--- Record excerpts ---

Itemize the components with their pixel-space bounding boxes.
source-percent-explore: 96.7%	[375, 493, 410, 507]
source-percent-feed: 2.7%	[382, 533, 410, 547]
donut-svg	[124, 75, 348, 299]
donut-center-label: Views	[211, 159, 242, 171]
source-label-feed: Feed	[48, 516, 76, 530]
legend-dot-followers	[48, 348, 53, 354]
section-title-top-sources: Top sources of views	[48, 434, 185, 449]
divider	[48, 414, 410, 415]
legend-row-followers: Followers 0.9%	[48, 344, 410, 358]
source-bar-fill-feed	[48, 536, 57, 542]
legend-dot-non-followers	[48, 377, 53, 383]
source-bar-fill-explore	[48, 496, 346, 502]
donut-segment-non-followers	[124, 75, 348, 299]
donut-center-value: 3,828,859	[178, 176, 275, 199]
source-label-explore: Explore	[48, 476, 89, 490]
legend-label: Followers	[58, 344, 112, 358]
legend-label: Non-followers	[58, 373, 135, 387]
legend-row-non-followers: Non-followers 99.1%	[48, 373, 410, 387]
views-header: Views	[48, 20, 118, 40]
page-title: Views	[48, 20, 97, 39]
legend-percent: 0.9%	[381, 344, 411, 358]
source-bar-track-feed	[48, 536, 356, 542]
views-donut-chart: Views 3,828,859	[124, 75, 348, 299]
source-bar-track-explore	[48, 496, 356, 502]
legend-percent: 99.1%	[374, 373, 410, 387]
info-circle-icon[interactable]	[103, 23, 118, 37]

---

Exercise instructions — Rewrite all the items above, changing "Top sources of views" to "Leading sources of views" and leaving every other part as it is.

Exercise answer —
Itemize the components with their pixel-space bounding boxes.
source-percent-explore: 96.7%	[375, 493, 410, 507]
source-percent-feed: 2.7%	[382, 533, 410, 547]
donut-svg	[124, 75, 348, 299]
donut-center-label: Views	[211, 159, 242, 171]
source-label-feed: Feed	[48, 516, 76, 530]
legend-dot-followers	[48, 348, 53, 354]
section-title-top-sources: Leading sources of views	[48, 434, 185, 449]
divider	[48, 414, 410, 415]
legend-row-followers: Followers 0.9%	[48, 344, 410, 358]
source-bar-fill-feed	[48, 536, 57, 542]
legend-dot-non-followers	[48, 377, 53, 383]
source-bar-fill-explore	[48, 496, 346, 502]
donut-segment-non-followers	[124, 75, 348, 299]
donut-center-value: 3,828,859	[178, 176, 275, 199]
source-label-explore: Explore	[48, 476, 89, 490]
legend-label: Followers	[58, 344, 112, 358]
legend-label: Non-followers	[58, 373, 135, 387]
legend-row-non-followers: Non-followers 99.1%	[48, 373, 410, 387]
views-header: Views	[48, 20, 118, 40]
page-title: Views	[48, 20, 97, 39]
legend-percent: 0.9%	[381, 344, 411, 358]
source-bar-track-feed	[48, 536, 356, 542]
views-donut-chart: Views 3,828,859	[124, 75, 348, 299]
source-bar-track-explore	[48, 496, 356, 502]
legend-percent: 99.1%	[374, 373, 410, 387]
info-circle-icon[interactable]	[103, 23, 118, 37]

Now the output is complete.